_Provided passage_
□ □ □ □
Subject: Re: NME disappearing up its own PR
Posted By Mogwai on Wed Oct 24 12:57:27 BST 2001:

> and yet new order's "get ready" is the best album this year. ha!

But they've hardly spent the last eight years thinking about it. In fact they've spent most of that time thinking about anything but another New Order album.

Of course, this could explain why it appears to have been dug up in a time capsule from around 1990. Still a couple of cracking tracks on it, mind.





Has Golly's birthday been and gone, by the way?
Subject: Re: NME disappearing up its own PR
Posted By 'Bobby' on Wed Oct 24 13:17:39 BST 2001:

>The income LM would get off it turned out to be about £14,000 per year..

that's not far off the national average wage and more than a lot of other people in L8 I'd think.

Subject: Re: NME disappearing up its own PR
Posted By 'hemidemisemiderm' on Wed Oct 24 15:45:40 BST 2001:

>> and yet new order's "get ready" is the best album this year. ha!
>
>But they've hardly spent the last eight years thinking about it. In fact they've spent most of that time thinking about anything but another New Order album.

yeah, but i'm sure you could say the same about kevin shields, the stone roses, or even the sodding stereo mcs.

>Of course, this could explain why it appears to have been dug up in a time capsule from around 1990. Still a couple of cracking tracks on it, mind.

it's 1990ness is what appeals to me - and it's definitely more technique than *shudder* republic.
Subject: Re: NME disappearing up its own PR
Posted By '8Ace' on Wed Oct 24 17:31:55 BST 2001:

Ha ha ha! Did you see The Music in this week's NME? Dunno if it's frowned on in this forum to take the piss out of people's aesthetic disadvantages, but they don't just look unattractive, they look fucking ridiculous. I love The Stone Roses as much as anyone, but fucking flares? In 2001? They're 18, they're cheeky Northen lads, the music is even quite promising in a derivative early Verve type way - but they're surely doomed. Uglier than the Inspiral Carpets. I don't usually do sniping like this, but I just can't help it.
□ □ □ □
_Data shown_
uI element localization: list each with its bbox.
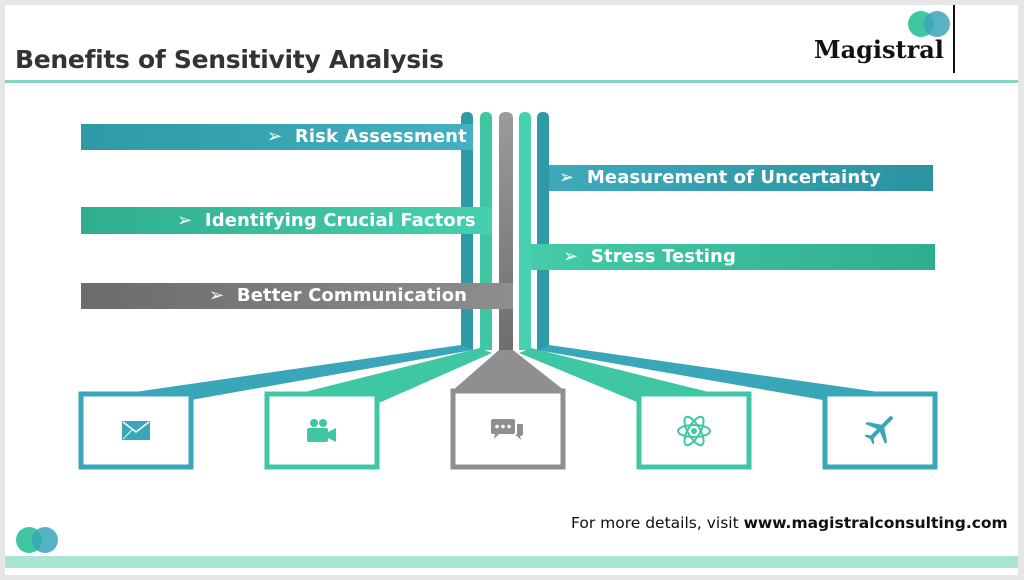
□ □ □ □
_Required task_
In the forum thread about the NME, rewrite everything from "yeah, but i'm" down to "than *shudder* republic.", changing "kevin shields" to "the happy mondays".

_Result of the exercise_
yeah, but i'm sure you could say the same about the happy mondays, the stone roses, or even the sodding stereo mcs.

>Of course, this could explain why it appears to have been dug up in a time capsule from around 1990. Still a couple of cracking tracks on it, mind.

it's 1990ness is what appeals to me - and it's definitely more technique than *shudder* republic.